Pick out and copy every line below that has the word "СОЗС".

Saved entries:
==============================
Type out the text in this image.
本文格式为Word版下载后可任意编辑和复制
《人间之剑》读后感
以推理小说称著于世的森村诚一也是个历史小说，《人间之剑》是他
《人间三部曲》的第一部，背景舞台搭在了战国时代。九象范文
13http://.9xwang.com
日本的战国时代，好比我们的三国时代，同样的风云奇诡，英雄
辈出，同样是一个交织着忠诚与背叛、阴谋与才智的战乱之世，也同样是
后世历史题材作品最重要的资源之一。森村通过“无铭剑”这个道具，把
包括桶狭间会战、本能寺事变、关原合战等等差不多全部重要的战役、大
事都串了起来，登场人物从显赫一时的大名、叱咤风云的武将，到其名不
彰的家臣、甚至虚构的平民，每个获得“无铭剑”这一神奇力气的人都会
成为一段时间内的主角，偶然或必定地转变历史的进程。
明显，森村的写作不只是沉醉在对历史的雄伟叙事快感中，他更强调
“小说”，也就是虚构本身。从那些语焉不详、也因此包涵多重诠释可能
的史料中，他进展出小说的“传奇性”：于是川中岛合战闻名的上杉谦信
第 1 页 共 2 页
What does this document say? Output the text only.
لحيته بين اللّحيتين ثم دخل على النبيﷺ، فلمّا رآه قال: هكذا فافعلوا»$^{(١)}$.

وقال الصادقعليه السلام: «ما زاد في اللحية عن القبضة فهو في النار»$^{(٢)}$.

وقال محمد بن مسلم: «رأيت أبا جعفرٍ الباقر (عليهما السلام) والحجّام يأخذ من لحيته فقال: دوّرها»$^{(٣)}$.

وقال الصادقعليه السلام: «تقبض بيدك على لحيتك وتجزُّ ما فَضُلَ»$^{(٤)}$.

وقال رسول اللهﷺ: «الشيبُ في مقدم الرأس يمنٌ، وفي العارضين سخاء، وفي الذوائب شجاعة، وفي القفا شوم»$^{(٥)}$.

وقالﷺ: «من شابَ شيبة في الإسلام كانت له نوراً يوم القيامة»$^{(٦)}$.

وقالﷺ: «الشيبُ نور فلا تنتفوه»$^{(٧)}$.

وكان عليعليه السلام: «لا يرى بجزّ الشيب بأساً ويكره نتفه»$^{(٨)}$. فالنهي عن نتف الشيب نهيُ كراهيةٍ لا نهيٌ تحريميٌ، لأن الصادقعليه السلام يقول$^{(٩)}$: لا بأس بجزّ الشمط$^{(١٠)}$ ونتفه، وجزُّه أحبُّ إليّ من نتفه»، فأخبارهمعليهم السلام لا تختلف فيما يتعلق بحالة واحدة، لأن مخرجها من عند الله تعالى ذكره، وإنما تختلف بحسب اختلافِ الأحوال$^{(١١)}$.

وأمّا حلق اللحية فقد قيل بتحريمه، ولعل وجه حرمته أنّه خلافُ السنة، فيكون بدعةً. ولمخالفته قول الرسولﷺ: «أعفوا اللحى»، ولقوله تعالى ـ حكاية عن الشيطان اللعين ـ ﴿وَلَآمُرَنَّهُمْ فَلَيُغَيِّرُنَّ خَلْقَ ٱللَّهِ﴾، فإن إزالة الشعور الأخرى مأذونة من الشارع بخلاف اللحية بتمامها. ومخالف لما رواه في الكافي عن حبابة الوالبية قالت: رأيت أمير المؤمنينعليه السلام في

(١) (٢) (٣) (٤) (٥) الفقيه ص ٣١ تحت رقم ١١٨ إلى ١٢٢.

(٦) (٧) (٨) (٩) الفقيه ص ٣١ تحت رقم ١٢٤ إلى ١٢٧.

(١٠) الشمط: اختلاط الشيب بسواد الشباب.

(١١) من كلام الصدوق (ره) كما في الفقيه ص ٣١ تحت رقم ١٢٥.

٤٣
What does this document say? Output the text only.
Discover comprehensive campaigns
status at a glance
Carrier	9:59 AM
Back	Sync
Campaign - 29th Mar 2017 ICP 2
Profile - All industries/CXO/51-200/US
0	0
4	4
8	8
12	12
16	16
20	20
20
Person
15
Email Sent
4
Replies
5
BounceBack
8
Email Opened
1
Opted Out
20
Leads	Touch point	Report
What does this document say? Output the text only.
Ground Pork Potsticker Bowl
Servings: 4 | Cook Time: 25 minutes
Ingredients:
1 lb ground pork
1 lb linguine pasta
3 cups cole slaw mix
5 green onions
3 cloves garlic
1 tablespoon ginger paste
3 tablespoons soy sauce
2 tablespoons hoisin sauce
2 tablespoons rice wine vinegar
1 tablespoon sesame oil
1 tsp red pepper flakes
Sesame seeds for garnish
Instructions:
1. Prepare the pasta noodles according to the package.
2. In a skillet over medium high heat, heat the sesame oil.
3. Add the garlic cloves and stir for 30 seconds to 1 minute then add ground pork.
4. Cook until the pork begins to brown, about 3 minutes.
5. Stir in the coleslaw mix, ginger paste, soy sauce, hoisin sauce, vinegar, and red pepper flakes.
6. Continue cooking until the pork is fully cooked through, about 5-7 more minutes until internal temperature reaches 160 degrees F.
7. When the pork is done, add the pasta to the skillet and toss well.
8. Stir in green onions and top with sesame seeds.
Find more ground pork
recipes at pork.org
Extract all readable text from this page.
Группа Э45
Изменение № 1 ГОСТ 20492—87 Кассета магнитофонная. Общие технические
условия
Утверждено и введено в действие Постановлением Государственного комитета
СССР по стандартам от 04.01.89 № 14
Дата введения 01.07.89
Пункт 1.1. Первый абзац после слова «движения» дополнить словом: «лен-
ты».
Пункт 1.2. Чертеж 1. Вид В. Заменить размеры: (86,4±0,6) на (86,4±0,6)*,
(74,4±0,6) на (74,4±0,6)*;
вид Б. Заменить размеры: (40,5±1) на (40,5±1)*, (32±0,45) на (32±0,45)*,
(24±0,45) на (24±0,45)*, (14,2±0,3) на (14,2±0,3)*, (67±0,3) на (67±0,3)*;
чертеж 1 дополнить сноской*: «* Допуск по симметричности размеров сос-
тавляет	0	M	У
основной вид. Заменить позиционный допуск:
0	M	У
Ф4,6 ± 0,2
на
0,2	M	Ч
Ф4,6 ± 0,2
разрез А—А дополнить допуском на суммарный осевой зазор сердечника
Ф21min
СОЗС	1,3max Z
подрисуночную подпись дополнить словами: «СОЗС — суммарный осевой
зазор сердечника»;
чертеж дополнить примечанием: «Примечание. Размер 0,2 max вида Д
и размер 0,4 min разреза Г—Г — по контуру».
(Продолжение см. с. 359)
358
==============================
**WRITTEN REPLY**
СОЗС	1,3max Z
подрисуночную подпись дополнить словами: «СОЗС — суммарный осевой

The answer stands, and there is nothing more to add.